**Material for this task:**
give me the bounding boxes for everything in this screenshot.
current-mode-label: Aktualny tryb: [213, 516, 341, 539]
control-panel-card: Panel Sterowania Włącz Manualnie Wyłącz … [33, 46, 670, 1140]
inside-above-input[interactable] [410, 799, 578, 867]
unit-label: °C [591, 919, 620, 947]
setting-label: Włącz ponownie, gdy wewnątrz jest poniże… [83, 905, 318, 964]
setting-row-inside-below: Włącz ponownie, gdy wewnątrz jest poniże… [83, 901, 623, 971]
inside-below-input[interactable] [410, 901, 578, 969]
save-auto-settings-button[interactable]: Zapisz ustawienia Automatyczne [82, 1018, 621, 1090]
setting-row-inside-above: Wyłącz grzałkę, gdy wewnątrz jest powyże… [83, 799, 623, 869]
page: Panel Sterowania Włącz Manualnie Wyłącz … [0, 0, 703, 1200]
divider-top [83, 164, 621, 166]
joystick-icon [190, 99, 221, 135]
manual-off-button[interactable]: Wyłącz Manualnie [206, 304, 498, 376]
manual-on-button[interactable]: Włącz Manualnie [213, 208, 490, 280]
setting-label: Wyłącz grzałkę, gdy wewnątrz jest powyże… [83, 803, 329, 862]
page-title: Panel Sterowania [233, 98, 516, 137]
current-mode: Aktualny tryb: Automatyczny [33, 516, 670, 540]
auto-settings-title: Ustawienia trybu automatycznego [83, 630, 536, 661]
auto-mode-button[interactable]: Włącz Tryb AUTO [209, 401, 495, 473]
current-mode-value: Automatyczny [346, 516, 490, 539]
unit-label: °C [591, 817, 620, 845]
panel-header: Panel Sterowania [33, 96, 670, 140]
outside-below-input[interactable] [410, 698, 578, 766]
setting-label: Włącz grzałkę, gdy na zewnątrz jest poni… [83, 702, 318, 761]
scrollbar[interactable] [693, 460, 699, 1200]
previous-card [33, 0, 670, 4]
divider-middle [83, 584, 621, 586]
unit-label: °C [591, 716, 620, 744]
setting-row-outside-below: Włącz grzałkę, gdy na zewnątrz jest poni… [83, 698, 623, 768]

**What needs to be done:**
Copy every row above word for word, keeping each line unchanged and in its original order.

**Solved exercise:**
give me the bounding boxes for everything in this screenshot.
current-mode-label: Aktualny tryb: [213, 516, 341, 539]
control-panel-card: Panel Sterowania Włącz Manualnie Wyłącz … [33, 46, 670, 1140]
inside-above-input[interactable] [410, 799, 578, 867]
unit-label: °C [591, 919, 620, 947]
setting-label: Włącz ponownie, gdy wewnątrz jest poniże… [83, 905, 318, 964]
setting-row-inside-below: Włącz ponownie, gdy wewnątrz jest poniże… [83, 901, 623, 971]
inside-below-input[interactable] [410, 901, 578, 969]
save-auto-settings-button[interactable]: Zapisz ustawienia Automatyczne [82, 1018, 621, 1090]
setting-row-inside-above: Wyłącz grzałkę, gdy wewnątrz jest powyże… [83, 799, 623, 869]
page: Panel Sterowania Włącz Manualnie Wyłącz … [0, 0, 703, 1200]
divider-top [83, 164, 621, 166]
joystick-icon [190, 99, 221, 135]
manual-off-button[interactable]: Wyłącz Manualnie [206, 304, 498, 376]
manual-on-button[interactable]: Włącz Manualnie [213, 208, 490, 280]
setting-label: Wyłącz grzałkę, gdy wewnątrz jest powyże… [83, 803, 329, 862]
page-title: Panel Sterowania [233, 98, 516, 137]
current-mode: Aktualny tryb: Automatyczny [33, 516, 670, 540]
auto-settings-title: Ustawienia trybu automatycznego [83, 630, 536, 661]
auto-mode-button[interactable]: Włącz Tryb AUTO [209, 401, 495, 473]
current-mode-value: Automatyczny [346, 516, 490, 539]
unit-label: °C [591, 817, 620, 845]
panel-header: Panel Sterowania [33, 96, 670, 140]
outside-below-input[interactable] [410, 698, 578, 766]
setting-label: Włącz grzałkę, gdy na zewnątrz jest poni… [83, 702, 318, 761]
scrollbar[interactable] [693, 460, 699, 1200]
previous-card [33, 0, 670, 4]
divider-middle [83, 584, 621, 586]
unit-label: °C [591, 716, 620, 744]
setting-row-outside-below: Włącz grzałkę, gdy na zewnątrz jest poni… [83, 698, 623, 768]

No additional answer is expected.